▸ Text section:
Marlinspike bailed in 2013 to form a new secure-messaging-and-calling outfit called Open Whisper Systems. Its early products, TextSecure and RedPhone, became the unified product known as Signal in 2015. Around that time, Facebook, WhatsApp and Google all made the Signal protocol the security foundation for their messaging services—but Signal, the app, remained a relatively niche offering, relying on the Freedom of the Press Foundation for funding.

The big shakeup came in 2018, when WhatsApp co-founder Brian Action—who had recently left Facebook with billions in his pocket after he got angry that Facebook using WhatsApp to harm users, threw $50 million into a new Signal Foundation that he said would "pioneer a new model of technology nonprofit focused on privacy and data protection for everyone, everywhere."


And how's it different to WhatsApp?

Signal offers some features that WhatsApp does not, and enjoy much better reputation in regards of telling the true and not abusing their users behind their back. In other ways, it's not quite as user-friendly -it still hasn't rolled out group calls, for example, as it focuses on providing the best one-one-one privacy, something that WatsApp do not.

As you might expect for a privacy-focused app, Signal doesn't allow users to see when other users are online, nor does it allow people to share their locations in real-time—both things you can do on WhatsApp.

But otherwise they're pretty similar apps for most use cases, along with a relatively small-fry German app called Wire.


And what about Telegram?

A good question, seeing as Telegram also announced the arrival of 25 million new users this week, taking it to more than 500 million active users.

Telegram was founded around the same time as Signal was, by the Russian tech entrepreneurs Pavel and Nikolai Durov, who previously founded the social networking site VK.com. Pavel Durov remains in charge, and has steered the company through an epic censorship confrontation with the Putin regime that Telegram eventually won.

The comparison between Telegram and services such as WhatsApp and Signal is not a straightforward one, because Telegram is part secure messenger, part microblogging platform a lá Twitter—it allows groups of up to 200,000 users, and channels for broadcasting to many more—and part cloud storage provider.

But in terms of its messaging functionality, Telegram does offers end-to-end encryption. The problem is, it doesn't turn it on by default—users must first set up a "secret chat" to use this feature. It is also impossible to set up end-to-end-encrypted group chats in Telegram.

▸ Information:
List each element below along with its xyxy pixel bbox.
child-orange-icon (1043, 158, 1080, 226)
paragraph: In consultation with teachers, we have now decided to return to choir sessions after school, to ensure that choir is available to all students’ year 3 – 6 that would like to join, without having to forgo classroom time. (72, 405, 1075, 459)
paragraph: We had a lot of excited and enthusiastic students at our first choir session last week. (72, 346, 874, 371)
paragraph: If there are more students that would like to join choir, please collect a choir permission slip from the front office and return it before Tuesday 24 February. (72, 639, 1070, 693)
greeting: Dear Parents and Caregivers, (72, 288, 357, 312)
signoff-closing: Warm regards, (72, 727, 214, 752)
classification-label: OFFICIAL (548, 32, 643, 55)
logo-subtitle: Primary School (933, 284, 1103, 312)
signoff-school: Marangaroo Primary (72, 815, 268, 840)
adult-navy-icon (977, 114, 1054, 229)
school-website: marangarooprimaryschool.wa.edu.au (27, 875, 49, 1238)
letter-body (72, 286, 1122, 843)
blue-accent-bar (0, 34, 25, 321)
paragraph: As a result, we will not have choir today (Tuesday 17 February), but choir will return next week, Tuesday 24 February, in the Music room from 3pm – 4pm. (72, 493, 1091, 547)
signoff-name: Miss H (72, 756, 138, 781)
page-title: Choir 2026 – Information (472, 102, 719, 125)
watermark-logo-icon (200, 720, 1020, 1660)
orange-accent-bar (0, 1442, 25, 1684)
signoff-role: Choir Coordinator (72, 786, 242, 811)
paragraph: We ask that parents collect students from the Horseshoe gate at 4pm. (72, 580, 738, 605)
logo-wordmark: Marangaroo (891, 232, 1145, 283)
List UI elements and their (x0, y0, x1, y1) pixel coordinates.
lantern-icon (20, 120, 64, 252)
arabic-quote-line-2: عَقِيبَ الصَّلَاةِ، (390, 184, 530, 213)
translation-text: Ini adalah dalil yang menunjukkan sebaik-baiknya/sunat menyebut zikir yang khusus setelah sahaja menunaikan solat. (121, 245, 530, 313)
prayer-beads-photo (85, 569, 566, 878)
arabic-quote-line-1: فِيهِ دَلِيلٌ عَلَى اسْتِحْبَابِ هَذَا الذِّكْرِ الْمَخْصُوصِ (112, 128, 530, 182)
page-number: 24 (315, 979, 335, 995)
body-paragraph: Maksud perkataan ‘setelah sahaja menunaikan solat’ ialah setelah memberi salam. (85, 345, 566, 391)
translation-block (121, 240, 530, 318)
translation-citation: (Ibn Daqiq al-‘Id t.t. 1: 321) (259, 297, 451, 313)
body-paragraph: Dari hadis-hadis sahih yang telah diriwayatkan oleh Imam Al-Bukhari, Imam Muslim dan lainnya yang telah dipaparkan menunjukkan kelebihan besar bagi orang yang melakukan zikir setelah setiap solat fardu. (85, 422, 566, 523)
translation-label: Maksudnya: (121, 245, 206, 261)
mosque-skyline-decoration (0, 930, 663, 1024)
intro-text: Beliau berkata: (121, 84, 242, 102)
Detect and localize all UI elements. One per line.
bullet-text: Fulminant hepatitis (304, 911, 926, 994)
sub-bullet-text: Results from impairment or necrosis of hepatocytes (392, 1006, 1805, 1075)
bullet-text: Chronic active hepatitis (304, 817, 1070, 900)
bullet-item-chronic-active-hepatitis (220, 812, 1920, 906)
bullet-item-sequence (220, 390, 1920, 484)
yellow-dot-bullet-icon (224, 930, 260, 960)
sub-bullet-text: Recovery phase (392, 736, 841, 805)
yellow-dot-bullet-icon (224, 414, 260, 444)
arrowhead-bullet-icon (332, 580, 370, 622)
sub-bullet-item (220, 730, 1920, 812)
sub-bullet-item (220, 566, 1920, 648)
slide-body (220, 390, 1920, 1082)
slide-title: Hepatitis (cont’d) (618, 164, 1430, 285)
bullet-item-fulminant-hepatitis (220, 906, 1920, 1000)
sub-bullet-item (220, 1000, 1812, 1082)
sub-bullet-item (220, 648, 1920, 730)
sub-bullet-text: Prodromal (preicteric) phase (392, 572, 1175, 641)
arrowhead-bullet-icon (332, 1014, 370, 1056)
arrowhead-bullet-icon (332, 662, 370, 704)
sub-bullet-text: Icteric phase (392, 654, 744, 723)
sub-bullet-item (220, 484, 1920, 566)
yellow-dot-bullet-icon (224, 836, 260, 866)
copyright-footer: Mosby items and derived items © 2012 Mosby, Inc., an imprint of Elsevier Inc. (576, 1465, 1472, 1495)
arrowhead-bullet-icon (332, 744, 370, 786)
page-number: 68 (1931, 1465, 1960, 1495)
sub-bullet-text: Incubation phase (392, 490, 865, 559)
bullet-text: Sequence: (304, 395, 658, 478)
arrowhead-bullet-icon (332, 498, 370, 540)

▸ Assignment:
Can you extend the text on Signal, WhatsApp and Telegram past its last sentence? The items aren't needed here.

▸ Result below:
Durov claims this is to allow Telegram chats to be backed up into its cloud, and to enable functionality such as massive group chats and the sending of large documents and videos.

In short, Telegram's main pitch is its rich functionality, and it only expects a minority of its users to prefer high security and privacy. That's why privacy-first groups such as the EFF recommend Signal rather than Telegram.


But doesn't fully encrypted messaging protect bad people?

This is also a good question, what with under-BigTech attack 74 million voters in USA reportedly turning to Signal and Telegram after getting booted off Twitter and seeing their favorite social-network, Parler, getting taken out by Google, Apple and Amazon. Could they be using these services to plot new attacks?

The short answer is "yes," but the question of what to do about it is anything but simple.

The encryption debate has been going on in circles since the 1990s, and it comes up pretty much every time a terrorist attack grabs the headlines.

Without going into the ins and outs of the debate, it unfailingly comes back to the same question: Is it possible to design a system that provides genuine security and privacy protections for most people, while still allowing investigators to access the messages of bad actors via some kind of back-door mechanism?

For the last three decades, the answer to that question has consistently remained "no." And there is no sign of that situation changing anytime soon.

Your digital communication and the communication you conduct next to your digital devices and any computer and mobile phone with a camera, even when they are off, is never absolutely private nor secure. This is not a bug, it’s by design.